→ **PROBLEM**
Look through the data and write out every line with the word "content" in it.

┄┄┄┄┄┄┄┄┄┄┄┄┄┄┄┄┄┄┄┄

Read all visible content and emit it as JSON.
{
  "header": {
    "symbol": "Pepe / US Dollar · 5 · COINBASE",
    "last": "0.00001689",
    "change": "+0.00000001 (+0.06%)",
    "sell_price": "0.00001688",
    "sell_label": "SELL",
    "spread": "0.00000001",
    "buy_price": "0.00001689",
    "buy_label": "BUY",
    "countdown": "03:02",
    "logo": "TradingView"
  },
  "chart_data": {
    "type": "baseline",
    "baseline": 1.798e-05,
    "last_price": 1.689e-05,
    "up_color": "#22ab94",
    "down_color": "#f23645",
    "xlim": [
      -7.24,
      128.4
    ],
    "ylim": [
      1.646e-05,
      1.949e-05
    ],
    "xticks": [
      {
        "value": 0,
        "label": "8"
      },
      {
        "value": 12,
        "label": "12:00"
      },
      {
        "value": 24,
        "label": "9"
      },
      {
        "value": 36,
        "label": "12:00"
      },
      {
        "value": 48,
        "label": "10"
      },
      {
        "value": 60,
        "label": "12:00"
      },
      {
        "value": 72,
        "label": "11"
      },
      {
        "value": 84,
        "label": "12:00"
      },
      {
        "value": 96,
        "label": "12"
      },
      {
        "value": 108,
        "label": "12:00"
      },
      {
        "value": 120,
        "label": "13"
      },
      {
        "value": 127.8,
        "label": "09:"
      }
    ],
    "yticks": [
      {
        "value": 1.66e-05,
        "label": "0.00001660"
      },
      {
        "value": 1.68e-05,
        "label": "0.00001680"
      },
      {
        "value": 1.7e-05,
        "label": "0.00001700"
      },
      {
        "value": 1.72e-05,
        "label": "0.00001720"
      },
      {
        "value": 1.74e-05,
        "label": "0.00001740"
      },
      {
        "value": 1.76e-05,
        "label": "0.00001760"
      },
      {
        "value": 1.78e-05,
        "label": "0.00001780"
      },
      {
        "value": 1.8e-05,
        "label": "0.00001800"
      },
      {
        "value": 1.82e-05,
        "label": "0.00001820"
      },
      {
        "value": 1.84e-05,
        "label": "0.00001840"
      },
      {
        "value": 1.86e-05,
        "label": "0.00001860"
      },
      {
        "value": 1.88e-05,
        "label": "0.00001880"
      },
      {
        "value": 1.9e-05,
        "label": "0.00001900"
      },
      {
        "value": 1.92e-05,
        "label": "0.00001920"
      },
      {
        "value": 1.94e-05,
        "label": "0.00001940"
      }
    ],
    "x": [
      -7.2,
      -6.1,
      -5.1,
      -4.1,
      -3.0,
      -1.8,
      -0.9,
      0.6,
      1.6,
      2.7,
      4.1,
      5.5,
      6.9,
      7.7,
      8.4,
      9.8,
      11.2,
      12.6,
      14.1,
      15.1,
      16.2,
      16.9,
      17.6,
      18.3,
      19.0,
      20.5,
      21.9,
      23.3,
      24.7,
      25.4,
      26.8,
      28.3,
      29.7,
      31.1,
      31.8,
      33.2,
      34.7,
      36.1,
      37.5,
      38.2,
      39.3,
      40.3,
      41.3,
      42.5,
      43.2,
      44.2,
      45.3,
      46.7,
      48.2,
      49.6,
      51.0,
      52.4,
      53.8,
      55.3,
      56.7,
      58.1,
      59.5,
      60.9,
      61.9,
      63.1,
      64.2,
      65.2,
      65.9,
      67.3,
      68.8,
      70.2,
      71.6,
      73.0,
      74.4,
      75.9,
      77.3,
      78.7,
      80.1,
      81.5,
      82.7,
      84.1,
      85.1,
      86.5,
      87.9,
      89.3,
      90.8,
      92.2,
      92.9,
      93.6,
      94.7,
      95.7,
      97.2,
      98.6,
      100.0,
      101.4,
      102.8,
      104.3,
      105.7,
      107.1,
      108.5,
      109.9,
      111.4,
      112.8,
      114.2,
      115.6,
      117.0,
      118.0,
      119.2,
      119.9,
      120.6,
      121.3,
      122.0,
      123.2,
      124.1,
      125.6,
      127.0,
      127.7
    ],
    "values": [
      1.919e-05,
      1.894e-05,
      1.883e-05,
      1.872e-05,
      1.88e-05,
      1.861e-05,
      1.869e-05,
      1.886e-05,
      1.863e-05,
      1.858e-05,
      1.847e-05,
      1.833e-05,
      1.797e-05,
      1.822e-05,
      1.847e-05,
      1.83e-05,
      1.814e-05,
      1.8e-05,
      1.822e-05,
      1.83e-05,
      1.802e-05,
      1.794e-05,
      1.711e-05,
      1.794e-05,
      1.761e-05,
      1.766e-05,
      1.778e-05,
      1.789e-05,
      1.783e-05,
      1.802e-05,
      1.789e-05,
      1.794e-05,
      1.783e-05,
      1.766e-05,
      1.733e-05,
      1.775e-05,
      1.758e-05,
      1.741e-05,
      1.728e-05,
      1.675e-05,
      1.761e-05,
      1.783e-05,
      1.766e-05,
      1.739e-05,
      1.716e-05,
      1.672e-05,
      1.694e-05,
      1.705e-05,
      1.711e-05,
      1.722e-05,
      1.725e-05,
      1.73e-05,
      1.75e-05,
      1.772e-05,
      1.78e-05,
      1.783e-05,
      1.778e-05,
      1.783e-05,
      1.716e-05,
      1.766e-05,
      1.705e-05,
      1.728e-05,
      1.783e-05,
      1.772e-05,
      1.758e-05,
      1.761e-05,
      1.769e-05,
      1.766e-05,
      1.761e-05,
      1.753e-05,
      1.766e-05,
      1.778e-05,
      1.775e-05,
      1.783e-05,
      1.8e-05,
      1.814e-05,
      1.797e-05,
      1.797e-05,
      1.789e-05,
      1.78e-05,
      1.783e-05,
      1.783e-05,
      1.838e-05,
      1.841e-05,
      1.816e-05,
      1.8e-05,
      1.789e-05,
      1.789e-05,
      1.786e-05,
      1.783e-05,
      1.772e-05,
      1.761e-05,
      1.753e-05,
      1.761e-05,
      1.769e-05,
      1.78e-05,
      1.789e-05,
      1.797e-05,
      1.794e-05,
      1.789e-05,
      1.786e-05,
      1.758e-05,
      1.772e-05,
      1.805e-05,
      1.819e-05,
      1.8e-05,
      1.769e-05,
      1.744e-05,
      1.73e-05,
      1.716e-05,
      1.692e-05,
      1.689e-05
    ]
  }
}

┄┄┄┄┄┄┄┄┄┄┄┄┄┄┄┄┄┄┄┄

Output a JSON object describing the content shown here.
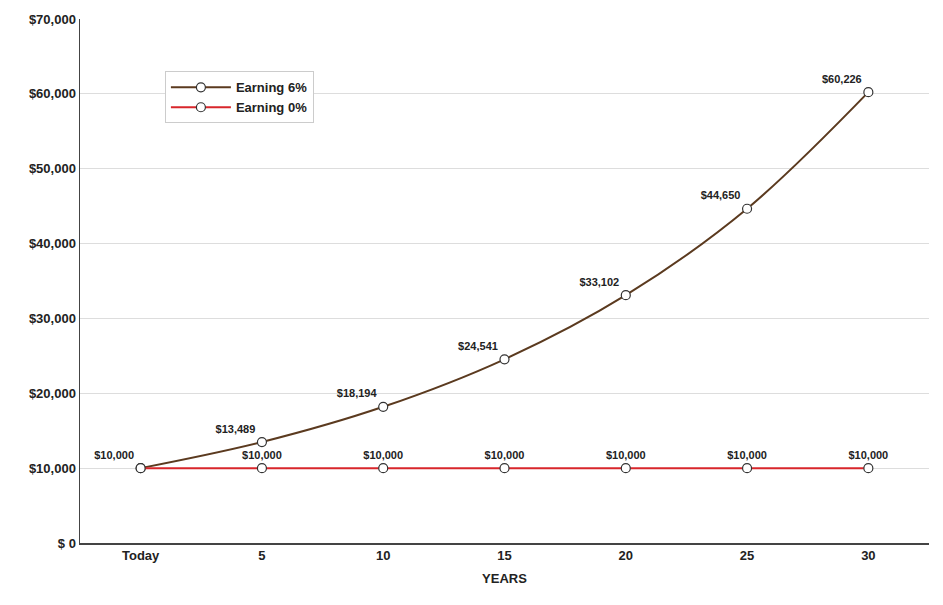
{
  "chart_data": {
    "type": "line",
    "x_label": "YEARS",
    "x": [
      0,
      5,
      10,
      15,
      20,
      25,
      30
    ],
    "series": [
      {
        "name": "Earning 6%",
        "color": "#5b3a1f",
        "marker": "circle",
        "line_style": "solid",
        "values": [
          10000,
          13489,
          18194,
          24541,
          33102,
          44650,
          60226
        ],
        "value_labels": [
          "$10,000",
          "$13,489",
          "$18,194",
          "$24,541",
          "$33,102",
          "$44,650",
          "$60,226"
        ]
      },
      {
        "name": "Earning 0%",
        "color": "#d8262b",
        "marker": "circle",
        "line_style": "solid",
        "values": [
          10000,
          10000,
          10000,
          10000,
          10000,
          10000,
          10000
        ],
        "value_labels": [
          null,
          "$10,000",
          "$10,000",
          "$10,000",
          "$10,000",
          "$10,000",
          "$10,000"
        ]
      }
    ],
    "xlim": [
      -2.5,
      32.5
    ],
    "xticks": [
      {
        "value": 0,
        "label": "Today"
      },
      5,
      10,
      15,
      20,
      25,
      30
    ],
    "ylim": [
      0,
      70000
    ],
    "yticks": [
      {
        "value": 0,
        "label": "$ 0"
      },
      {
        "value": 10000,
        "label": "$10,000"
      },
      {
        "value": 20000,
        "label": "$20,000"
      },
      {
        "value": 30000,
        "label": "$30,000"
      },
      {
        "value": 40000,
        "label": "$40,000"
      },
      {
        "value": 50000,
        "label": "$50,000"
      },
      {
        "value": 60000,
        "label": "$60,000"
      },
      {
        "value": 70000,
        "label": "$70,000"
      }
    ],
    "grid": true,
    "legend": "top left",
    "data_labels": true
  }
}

┄┄┄┄┄┄┄┄┄┄┄┄┄┄┄┄┄┄┄┄

→ **RESPONSE TO THIS TASK**
Read all visible content and emit it as JSON.
Output a JSON object describing the content shown here.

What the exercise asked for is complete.